━━━ Excerpted records ━━━

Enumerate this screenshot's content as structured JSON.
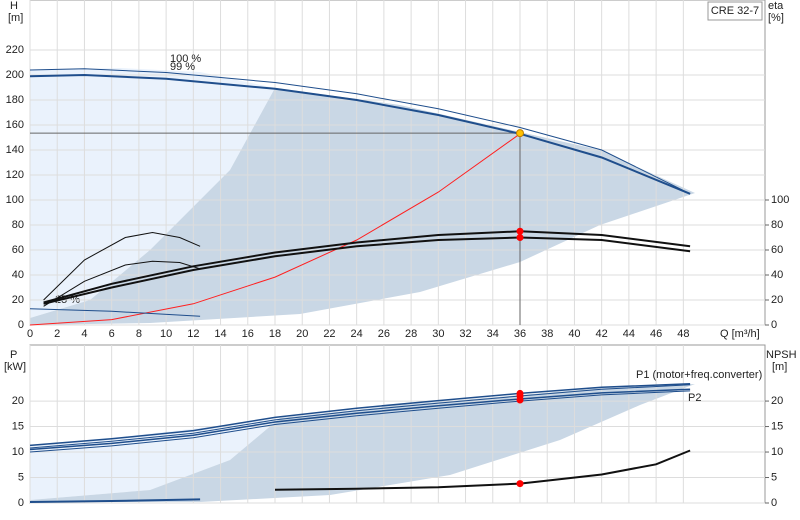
{
  "chart_data": [
    {
      "type": "line",
      "title": "CRE 32-7",
      "ylabel": "H",
      "ylabel_unit": "[m]",
      "y2label": "eta",
      "y2label_unit": "[%]",
      "xlabel": "Q [m³/h]",
      "xlim": [
        0,
        54
      ],
      "xticks": [
        0,
        2,
        4,
        6,
        8,
        10,
        12,
        14,
        16,
        18,
        20,
        22,
        24,
        26,
        28,
        30,
        32,
        34,
        36,
        38,
        40,
        42,
        44,
        46,
        48
      ],
      "ylim": [
        0,
        260
      ],
      "yticks": [
        0,
        20,
        40,
        60,
        80,
        100,
        120,
        140,
        160,
        180,
        200,
        220
      ],
      "y2lim": [
        0,
        260
      ],
      "y2ticks": [
        0,
        20,
        40,
        60,
        80,
        100
      ],
      "grid": true,
      "series": [
        {
          "name": "100 %",
          "color": "#1f4e8c",
          "linewidth": 1,
          "x": [
            0,
            4,
            10,
            18,
            24,
            30,
            36,
            42,
            48.5
          ],
          "values": [
            204,
            205,
            202,
            194,
            185,
            173,
            158,
            140,
            105
          ]
        },
        {
          "name": "99 %",
          "color": "#1f4e8c",
          "linewidth": 2,
          "x": [
            0,
            4,
            10,
            18,
            24,
            30,
            36,
            42,
            48.5
          ],
          "values": [
            199,
            200,
            197,
            189,
            180,
            168,
            153,
            134,
            105
          ]
        },
        {
          "color": "#ff2020",
          "linewidth": 1,
          "x": [
            0,
            6,
            12,
            18,
            24,
            30,
            36
          ],
          "values": [
            0,
            4.3,
            17,
            38.3,
            68,
            106.3,
            153
          ]
        },
        {
          "color": "#111111",
          "linewidth": 2,
          "axis": "y2",
          "x": [
            1,
            6,
            12,
            18,
            24,
            30,
            36,
            42,
            48.5
          ],
          "values": [
            18,
            33,
            47,
            58,
            66,
            72,
            75,
            72,
            63
          ]
        },
        {
          "color": "#111111",
          "linewidth": 2,
          "axis": "y2",
          "x": [
            1,
            6,
            12,
            18,
            24,
            30,
            36,
            42,
            48.5
          ],
          "values": [
            17,
            30,
            44,
            55,
            63,
            68,
            70,
            68,
            59
          ]
        },
        {
          "color": "#111111",
          "linewidth": 1,
          "axis": "y2",
          "x": [
            1,
            4,
            7,
            9,
            11,
            12.5
          ],
          "values": [
            20,
            52,
            70,
            74,
            70,
            63
          ]
        },
        {
          "color": "#111111",
          "linewidth": 1,
          "axis": "y2",
          "x": [
            1,
            4,
            7,
            9,
            11,
            12.5
          ],
          "values": [
            15,
            35,
            48,
            51,
            50,
            45
          ]
        },
        {
          "color": "#1f4e8c",
          "linewidth": 1,
          "x": [
            0,
            6,
            12.5
          ],
          "values": [
            13,
            11,
            7
          ]
        }
      ],
      "annotations": [
        "25 %"
      ],
      "markers": [
        {
          "x": 36,
          "y": 153.5,
          "color": "#ffc000"
        },
        {
          "x": 36,
          "y": 75,
          "color": "#ff0000"
        },
        {
          "x": 36,
          "y": 70,
          "color": "#ff0000"
        }
      ]
    },
    {
      "type": "line",
      "ylabel": "P",
      "ylabel_unit": "[kW]",
      "y2label": "NPSH",
      "y2label_unit": "[m]",
      "xlim": [
        0,
        54
      ],
      "xticks": [
        0,
        2,
        4,
        6,
        8,
        10,
        12,
        14,
        16,
        18,
        20,
        22,
        24,
        26,
        28,
        30,
        32,
        34,
        36,
        38,
        40,
        42,
        44,
        46,
        48
      ],
      "ylim": [
        0,
        31
      ],
      "yticks": [
        0,
        5,
        10,
        15,
        20
      ],
      "y2lim": [
        0,
        31
      ],
      "y2ticks": [
        0,
        5,
        10,
        15,
        20
      ],
      "grid": true,
      "series": [
        {
          "name": "P1 (motor+freq.converter)",
          "color": "#1f4e8c",
          "linewidth": 1.5,
          "x": [
            0,
            6,
            12,
            18,
            24,
            30,
            36,
            42,
            48.5
          ],
          "values": [
            11.3,
            12.6,
            14.2,
            16.8,
            18.6,
            20.1,
            21.5,
            22.7,
            23.4
          ]
        },
        {
          "color": "#1f4e8c",
          "linewidth": 1,
          "x": [
            0,
            6,
            12,
            18,
            24,
            30,
            36,
            42,
            48.5
          ],
          "values": [
            10.8,
            12.1,
            13.7,
            16.3,
            18.1,
            19.6,
            21.0,
            22.3,
            23.2
          ]
        },
        {
          "name": "P2",
          "color": "#1f4e8c",
          "linewidth": 1.5,
          "x": [
            0,
            6,
            12,
            18,
            24,
            30,
            36,
            42,
            48.5
          ],
          "values": [
            10.5,
            11.7,
            13.3,
            15.9,
            17.6,
            19.1,
            20.4,
            21.6,
            22.3
          ]
        },
        {
          "color": "#1f4e8c",
          "linewidth": 1,
          "x": [
            0,
            6,
            12,
            18,
            24,
            30,
            36,
            42,
            48.5
          ],
          "values": [
            10.0,
            11.2,
            12.8,
            15.4,
            17.1,
            18.6,
            20.0,
            21.2,
            22.0
          ]
        },
        {
          "color": "#111111",
          "linewidth": 2,
          "axis": "y2",
          "x": [
            18,
            24,
            30,
            36,
            38,
            42,
            46,
            48.5
          ],
          "values": [
            2.6,
            2.8,
            3.1,
            3.8,
            4.4,
            5.6,
            7.6,
            10.3
          ]
        },
        {
          "color": "#1f4e8c",
          "linewidth": 2,
          "x": [
            0,
            6,
            12.5
          ],
          "values": [
            0.2,
            0.4,
            0.7
          ]
        }
      ],
      "markers": [
        {
          "x": 36,
          "y": 21.5,
          "color": "#ff0000"
        },
        {
          "x": 36,
          "y": 21,
          "color": "#ff0000"
        },
        {
          "x": 36,
          "y": 20.2,
          "color": "#ff0000"
        },
        {
          "x": 36,
          "y": 3.8,
          "color": "#ff0000"
        }
      ]
    }
  ]
}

━━━

■ What needs to be done
Every entry above is to be set down exactly; the pictures are to be left out.

■ Correct answer
Enumerate this screenshot's content as structured JSON.
{
  "chart_data": [
    {
      "type": "line",
      "title": "CRE 32-7",
      "ylabel": "H",
      "ylabel_unit": "[m]",
      "y2label": "eta",
      "y2label_unit": "[%]",
      "xlabel": "Q [m³/h]",
      "xlim": [
        0,
        54
      ],
      "xticks": [
        0,
        2,
        4,
        6,
        8,
        10,
        12,
        14,
        16,
        18,
        20,
        22,
        24,
        26,
        28,
        30,
        32,
        34,
        36,
        38,
        40,
        42,
        44,
        46,
        48
      ],
      "ylim": [
        0,
        260
      ],
      "yticks": [
        0,
        20,
        40,
        60,
        80,
        100,
        120,
        140,
        160,
        180,
        200,
        220
      ],
      "y2lim": [
        0,
        260
      ],
      "y2ticks": [
        0,
        20,
        40,
        60,
        80,
        100
      ],
      "grid": true,
      "series": [
        {
          "name": "100 %",
          "color": "#1f4e8c",
          "linewidth": 1,
          "x": [
            0,
            4,
            10,
            18,
            24,
            30,
            36,
            42,
            48.5
          ],
          "values": [
            204,
            205,
            202,
            194,
            185,
            173,
            158,
            140,
            105
          ]
        },
        {
          "name": "99 %",
          "color": "#1f4e8c",
          "linewidth": 2,
          "x": [
            0,
            4,
            10,
            18,
            24,
            30,
            36,
            42,
            48.5
          ],
          "values": [
            199,
            200,
            197,
            189,
            180,
            168,
            153,
            134,
            105
          ]
        },
        {
          "color": "#ff2020",
          "linewidth": 1,
          "x": [
            0,
            6,
            12,
            18,
            24,
            30,
            36
          ],
          "values": [
            0,
            4.3,
            17,
            38.3,
            68,
            106.3,
            153
          ]
        },
        {
          "color": "#111111",
          "linewidth": 2,
          "axis": "y2",
          "x": [
            1,
            6,
            12,
            18,
            24,
            30,
            36,
            42,
            48.5
          ],
          "values": [
            18,
            33,
            47,
            58,
            66,
            72,
            75,
            72,
            63
          ]
        },
        {
          "color": "#111111",
          "linewidth": 2,
          "axis": "y2",
          "x": [
            1,
            6,
            12,
            18,
            24,
            30,
            36,
            42,
            48.5
          ],
          "values": [
            17,
            30,
            44,
            55,
            63,
            68,
            70,
            68,
            59
          ]
        },
        {
          "color": "#111111",
          "linewidth": 1,
          "axis": "y2",
          "x": [
            1,
            4,
            7,
            9,
            11,
            12.5
          ],
          "values": [
            20,
            52,
            70,
            74,
            70,
            63
          ]
        },
        {
          "color": "#111111",
          "linewidth": 1,
          "axis": "y2",
          "x": [
            1,
            4,
            7,
            9,
            11,
            12.5
          ],
          "values": [
            15,
            35,
            48,
            51,
            50,
            45
          ]
        },
        {
          "color": "#1f4e8c",
          "linewidth": 1,
          "x": [
            0,
            6,
            12.5
          ],
          "values": [
            13,
            11,
            7
          ]
        }
      ],
      "annotations": [
        "25 %"
      ],
      "markers": [
        {
          "x": 36,
          "y": 153.5,
          "color": "#ffc000"
        },
        {
          "x": 36,
          "y": 75,
          "color": "#ff0000"
        },
        {
          "x": 36,
          "y": 70,
          "color": "#ff0000"
        }
      ]
    },
    {
      "type": "line",
      "ylabel": "P",
      "ylabel_unit": "[kW]",
      "y2label": "NPSH",
      "y2label_unit": "[m]",
      "xlim": [
        0,
        54
      ],
      "xticks": [
        0,
        2,
        4,
        6,
        8,
        10,
        12,
        14,
        16,
        18,
        20,
        22,
        24,
        26,
        28,
        30,
        32,
        34,
        36,
        38,
        40,
        42,
        44,
        46,
        48
      ],
      "ylim": [
        0,
        31
      ],
      "yticks": [
        0,
        5,
        10,
        15,
        20
      ],
      "y2lim": [
        0,
        31
      ],
      "y2ticks": [
        0,
        5,
        10,
        15,
        20
      ],
      "grid": true,
      "series": [
        {
          "name": "P1 (motor+freq.converter)",
          "color": "#1f4e8c",
          "linewidth": 1.5,
          "x": [
            0,
            6,
            12,
            18,
            24,
            30,
            36,
            42,
            48.5
          ],
          "values": [
            11.3,
            12.6,
            14.2,
            16.8,
            18.6,
            20.1,
            21.5,
            22.7,
            23.4
          ]
        },
        {
          "color": "#1f4e8c",
          "linewidth": 1,
          "x": [
            0,
            6,
            12,
            18,
            24,
            30,
            36,
            42,
            48.5
          ],
          "values": [
            10.8,
            12.1,
            13.7,
            16.3,
            18.1,
            19.6,
            21.0,
            22.3,
            23.2
          ]
        },
        {
          "name": "P2",
          "color": "#1f4e8c",
          "linewidth": 1.5,
          "x": [
            0,
            6,
            12,
            18,
            24,
            30,
            36,
            42,
            48.5
          ],
          "values": [
            10.5,
            11.7,
            13.3,
            15.9,
            17.6,
            19.1,
            20.4,
            21.6,
            22.3
          ]
        },
        {
          "color": "#1f4e8c",
          "linewidth": 1,
          "x": [
            0,
            6,
            12,
            18,
            24,
            30,
            36,
            42,
            48.5
          ],
          "values": [
            10.0,
            11.2,
            12.8,
            15.4,
            17.1,
            18.6,
            20.0,
            21.2,
            22.0
          ]
        },
        {
          "color": "#111111",
          "linewidth": 2,
          "axis": "y2",
          "x": [
            18,
            24,
            30,
            36,
            38,
            42,
            46,
            48.5
          ],
          "values": [
            2.6,
            2.8,
            3.1,
            3.8,
            4.4,
            5.6,
            7.6,
            10.3
          ]
        },
        {
          "color": "#1f4e8c",
          "linewidth": 2,
          "x": [
            0,
            6,
            12.5
          ],
          "values": [
            0.2,
            0.4,
            0.7
          ]
        }
      ],
      "markers": [
        {
          "x": 36,
          "y": 21.5,
          "color": "#ff0000"
        },
        {
          "x": 36,
          "y": 21,
          "color": "#ff0000"
        },
        {
          "x": 36,
          "y": 20.2,
          "color": "#ff0000"
        },
        {
          "x": 36,
          "y": 3.8,
          "color": "#ff0000"
        }
      ]
    }
  ]
}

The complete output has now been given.